Given exercise: How many lines of the records hold the string "text"? Reply with the number alone.

>> start

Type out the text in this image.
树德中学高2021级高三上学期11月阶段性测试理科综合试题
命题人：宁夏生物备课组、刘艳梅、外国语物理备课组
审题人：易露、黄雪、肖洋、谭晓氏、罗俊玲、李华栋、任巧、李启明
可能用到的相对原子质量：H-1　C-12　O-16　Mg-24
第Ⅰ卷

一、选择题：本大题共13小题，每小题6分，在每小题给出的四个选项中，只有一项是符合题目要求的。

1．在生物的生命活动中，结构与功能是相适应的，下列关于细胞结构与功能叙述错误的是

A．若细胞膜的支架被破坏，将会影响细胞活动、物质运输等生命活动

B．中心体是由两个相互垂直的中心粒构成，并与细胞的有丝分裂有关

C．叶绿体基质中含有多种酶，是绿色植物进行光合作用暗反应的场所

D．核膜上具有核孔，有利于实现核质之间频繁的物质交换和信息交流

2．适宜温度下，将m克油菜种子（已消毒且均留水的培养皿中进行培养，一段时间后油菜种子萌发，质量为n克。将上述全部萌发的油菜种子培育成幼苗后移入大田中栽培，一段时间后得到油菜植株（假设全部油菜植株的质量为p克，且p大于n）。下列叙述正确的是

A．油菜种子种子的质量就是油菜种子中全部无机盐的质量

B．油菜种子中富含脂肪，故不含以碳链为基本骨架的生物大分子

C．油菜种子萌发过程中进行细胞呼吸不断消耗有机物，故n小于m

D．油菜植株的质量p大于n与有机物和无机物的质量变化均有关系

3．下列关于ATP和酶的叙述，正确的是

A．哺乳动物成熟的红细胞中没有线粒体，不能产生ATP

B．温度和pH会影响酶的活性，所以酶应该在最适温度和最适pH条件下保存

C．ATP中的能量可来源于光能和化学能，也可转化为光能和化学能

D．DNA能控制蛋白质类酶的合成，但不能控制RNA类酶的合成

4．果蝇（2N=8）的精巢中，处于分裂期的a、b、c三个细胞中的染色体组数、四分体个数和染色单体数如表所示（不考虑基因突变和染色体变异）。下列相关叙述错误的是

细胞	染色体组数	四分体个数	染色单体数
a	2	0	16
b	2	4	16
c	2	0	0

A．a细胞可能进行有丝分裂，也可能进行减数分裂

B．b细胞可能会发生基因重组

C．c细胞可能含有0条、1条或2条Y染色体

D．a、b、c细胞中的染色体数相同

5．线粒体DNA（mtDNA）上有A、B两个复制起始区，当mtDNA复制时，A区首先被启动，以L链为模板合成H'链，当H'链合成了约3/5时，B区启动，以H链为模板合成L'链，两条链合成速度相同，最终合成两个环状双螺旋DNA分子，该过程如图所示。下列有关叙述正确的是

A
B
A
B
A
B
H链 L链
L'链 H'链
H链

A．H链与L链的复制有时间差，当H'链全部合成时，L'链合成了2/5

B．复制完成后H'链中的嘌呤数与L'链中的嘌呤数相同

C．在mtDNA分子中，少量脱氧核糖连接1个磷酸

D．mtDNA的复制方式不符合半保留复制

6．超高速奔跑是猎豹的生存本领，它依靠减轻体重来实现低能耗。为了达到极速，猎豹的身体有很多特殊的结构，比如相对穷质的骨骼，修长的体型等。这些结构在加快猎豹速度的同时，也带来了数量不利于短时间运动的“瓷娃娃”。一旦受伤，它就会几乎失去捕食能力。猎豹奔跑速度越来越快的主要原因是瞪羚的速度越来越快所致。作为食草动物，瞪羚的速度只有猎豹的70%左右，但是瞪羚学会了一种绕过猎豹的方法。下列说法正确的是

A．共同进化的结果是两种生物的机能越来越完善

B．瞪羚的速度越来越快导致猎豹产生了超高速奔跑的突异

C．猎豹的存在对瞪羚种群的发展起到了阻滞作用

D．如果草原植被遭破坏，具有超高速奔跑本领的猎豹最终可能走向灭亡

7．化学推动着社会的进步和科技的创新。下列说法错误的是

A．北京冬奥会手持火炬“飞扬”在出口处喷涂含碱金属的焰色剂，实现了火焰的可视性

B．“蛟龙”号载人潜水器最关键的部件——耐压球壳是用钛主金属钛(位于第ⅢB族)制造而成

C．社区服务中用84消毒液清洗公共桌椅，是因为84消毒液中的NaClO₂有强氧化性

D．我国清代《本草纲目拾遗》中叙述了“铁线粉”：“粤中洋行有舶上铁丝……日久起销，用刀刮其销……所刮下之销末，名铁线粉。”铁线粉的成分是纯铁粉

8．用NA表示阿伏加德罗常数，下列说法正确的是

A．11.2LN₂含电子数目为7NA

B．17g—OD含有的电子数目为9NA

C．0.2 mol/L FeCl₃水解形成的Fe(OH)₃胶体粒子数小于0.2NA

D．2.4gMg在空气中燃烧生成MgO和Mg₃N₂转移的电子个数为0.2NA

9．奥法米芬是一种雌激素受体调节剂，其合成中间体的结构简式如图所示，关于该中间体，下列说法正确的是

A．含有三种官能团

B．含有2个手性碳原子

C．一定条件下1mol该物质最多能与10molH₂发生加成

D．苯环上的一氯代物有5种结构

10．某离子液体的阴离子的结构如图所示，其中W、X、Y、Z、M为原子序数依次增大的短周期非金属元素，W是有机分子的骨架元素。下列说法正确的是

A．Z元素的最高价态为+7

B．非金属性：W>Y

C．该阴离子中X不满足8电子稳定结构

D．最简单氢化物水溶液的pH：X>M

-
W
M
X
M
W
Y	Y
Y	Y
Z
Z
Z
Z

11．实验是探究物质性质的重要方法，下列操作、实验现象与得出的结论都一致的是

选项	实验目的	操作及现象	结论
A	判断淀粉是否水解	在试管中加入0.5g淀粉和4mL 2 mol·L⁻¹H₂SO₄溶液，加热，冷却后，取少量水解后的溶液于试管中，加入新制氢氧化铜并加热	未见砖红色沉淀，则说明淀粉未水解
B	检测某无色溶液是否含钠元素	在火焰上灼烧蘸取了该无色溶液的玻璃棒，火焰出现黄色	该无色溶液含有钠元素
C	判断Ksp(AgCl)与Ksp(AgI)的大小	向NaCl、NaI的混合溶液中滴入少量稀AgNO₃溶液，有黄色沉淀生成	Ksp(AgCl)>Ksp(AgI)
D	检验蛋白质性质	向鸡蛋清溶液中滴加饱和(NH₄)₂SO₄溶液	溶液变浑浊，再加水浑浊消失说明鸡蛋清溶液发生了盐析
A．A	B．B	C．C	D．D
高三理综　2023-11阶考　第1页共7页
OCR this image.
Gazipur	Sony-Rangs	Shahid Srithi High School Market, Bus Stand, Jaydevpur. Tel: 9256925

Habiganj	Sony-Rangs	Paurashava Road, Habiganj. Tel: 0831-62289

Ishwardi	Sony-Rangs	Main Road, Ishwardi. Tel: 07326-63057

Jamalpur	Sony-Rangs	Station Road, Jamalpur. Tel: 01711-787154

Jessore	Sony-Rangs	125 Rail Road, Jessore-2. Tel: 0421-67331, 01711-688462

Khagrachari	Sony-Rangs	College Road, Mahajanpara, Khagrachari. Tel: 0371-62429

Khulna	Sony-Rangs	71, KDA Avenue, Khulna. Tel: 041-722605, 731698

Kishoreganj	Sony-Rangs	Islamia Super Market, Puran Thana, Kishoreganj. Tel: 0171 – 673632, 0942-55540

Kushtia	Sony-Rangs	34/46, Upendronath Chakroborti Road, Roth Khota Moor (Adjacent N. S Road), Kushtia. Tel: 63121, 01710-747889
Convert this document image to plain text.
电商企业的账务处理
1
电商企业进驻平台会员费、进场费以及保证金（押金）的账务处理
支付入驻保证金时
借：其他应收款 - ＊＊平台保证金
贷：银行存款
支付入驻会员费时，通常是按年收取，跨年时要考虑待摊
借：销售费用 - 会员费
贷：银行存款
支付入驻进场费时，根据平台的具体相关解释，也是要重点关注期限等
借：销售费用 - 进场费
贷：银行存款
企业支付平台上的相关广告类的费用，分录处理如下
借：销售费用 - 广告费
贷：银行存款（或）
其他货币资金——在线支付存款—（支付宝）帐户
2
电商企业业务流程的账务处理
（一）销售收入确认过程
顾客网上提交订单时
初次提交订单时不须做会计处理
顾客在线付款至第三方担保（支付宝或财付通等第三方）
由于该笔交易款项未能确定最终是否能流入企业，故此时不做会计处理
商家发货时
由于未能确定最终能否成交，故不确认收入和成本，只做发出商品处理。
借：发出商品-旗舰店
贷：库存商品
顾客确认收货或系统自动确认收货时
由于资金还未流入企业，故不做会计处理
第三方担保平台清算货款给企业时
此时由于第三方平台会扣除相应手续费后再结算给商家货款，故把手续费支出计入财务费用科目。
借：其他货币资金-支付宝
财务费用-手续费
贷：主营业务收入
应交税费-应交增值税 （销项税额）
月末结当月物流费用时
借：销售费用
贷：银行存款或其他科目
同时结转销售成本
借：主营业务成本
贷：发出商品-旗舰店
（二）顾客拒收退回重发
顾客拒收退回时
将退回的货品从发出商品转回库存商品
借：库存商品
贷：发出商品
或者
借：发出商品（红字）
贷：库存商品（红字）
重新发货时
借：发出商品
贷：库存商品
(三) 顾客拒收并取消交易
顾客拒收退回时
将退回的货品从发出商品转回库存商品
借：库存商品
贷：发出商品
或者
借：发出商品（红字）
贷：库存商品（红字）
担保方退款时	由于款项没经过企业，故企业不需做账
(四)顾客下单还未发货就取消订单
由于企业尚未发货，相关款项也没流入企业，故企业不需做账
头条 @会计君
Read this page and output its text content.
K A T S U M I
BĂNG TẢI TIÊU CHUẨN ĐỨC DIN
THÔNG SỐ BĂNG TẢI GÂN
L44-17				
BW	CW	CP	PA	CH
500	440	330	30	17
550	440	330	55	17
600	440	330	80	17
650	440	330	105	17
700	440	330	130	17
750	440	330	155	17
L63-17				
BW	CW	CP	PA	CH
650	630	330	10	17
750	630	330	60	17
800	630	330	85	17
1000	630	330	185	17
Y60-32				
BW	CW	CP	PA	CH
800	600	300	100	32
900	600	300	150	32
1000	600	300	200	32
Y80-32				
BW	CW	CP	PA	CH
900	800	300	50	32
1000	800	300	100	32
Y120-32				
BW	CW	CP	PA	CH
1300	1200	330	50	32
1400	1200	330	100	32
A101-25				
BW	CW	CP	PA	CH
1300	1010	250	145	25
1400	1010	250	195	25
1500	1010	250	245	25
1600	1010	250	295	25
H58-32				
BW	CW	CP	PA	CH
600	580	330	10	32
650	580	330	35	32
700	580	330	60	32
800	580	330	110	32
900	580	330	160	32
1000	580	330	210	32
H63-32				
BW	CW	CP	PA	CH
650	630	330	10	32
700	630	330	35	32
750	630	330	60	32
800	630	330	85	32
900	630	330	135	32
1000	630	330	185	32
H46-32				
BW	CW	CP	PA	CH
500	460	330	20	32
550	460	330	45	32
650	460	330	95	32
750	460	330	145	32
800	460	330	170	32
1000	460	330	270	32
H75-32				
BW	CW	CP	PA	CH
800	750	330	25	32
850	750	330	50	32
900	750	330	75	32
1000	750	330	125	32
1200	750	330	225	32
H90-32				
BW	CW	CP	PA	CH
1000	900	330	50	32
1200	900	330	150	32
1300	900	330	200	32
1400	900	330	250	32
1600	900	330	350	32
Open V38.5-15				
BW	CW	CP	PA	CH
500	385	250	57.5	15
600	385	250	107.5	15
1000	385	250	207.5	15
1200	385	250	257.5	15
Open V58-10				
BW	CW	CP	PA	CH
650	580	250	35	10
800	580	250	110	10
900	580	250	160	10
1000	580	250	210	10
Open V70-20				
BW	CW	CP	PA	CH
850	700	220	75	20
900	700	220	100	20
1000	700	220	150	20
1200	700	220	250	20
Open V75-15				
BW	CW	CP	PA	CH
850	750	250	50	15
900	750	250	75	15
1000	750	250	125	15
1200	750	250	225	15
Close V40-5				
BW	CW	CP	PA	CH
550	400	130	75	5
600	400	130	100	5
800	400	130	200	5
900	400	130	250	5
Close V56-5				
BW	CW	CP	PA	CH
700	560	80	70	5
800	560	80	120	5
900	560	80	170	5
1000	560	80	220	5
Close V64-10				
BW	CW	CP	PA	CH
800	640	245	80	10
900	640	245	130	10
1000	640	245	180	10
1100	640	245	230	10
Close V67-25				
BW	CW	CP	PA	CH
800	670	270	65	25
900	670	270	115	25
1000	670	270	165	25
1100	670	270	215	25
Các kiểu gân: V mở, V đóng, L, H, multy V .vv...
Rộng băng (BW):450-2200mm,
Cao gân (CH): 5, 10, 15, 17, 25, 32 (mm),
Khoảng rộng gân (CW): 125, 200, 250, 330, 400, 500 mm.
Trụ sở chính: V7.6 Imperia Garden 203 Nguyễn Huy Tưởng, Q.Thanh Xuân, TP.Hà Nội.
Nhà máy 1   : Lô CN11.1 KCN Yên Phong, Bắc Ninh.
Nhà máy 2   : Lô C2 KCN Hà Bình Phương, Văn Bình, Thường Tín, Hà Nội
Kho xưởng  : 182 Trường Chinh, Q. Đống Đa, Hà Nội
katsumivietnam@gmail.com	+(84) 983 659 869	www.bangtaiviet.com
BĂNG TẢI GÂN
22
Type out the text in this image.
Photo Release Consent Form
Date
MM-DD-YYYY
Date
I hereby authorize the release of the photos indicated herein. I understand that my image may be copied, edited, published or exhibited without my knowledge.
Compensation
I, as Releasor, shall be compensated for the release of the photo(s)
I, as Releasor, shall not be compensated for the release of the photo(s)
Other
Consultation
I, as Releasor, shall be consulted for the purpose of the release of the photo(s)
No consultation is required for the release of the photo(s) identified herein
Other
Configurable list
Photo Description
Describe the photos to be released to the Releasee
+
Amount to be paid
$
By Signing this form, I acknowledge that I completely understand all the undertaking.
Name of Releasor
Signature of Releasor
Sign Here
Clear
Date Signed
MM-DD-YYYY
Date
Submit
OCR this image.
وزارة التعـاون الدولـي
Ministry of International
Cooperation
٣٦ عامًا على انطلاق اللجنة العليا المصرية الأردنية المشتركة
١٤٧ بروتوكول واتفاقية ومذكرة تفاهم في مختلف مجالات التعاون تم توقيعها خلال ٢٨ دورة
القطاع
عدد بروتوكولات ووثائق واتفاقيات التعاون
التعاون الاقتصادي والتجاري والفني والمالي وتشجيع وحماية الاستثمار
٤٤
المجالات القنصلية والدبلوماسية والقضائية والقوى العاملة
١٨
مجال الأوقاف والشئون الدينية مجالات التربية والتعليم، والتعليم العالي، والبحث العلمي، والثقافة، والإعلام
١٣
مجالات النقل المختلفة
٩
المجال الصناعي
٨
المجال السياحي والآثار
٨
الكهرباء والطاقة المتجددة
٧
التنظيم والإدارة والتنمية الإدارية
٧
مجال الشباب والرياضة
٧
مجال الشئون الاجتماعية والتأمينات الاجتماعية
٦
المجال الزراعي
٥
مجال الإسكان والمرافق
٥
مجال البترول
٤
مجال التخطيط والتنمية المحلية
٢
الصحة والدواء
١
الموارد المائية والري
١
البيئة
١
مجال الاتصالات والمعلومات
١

>> end

Solution for this problem: 4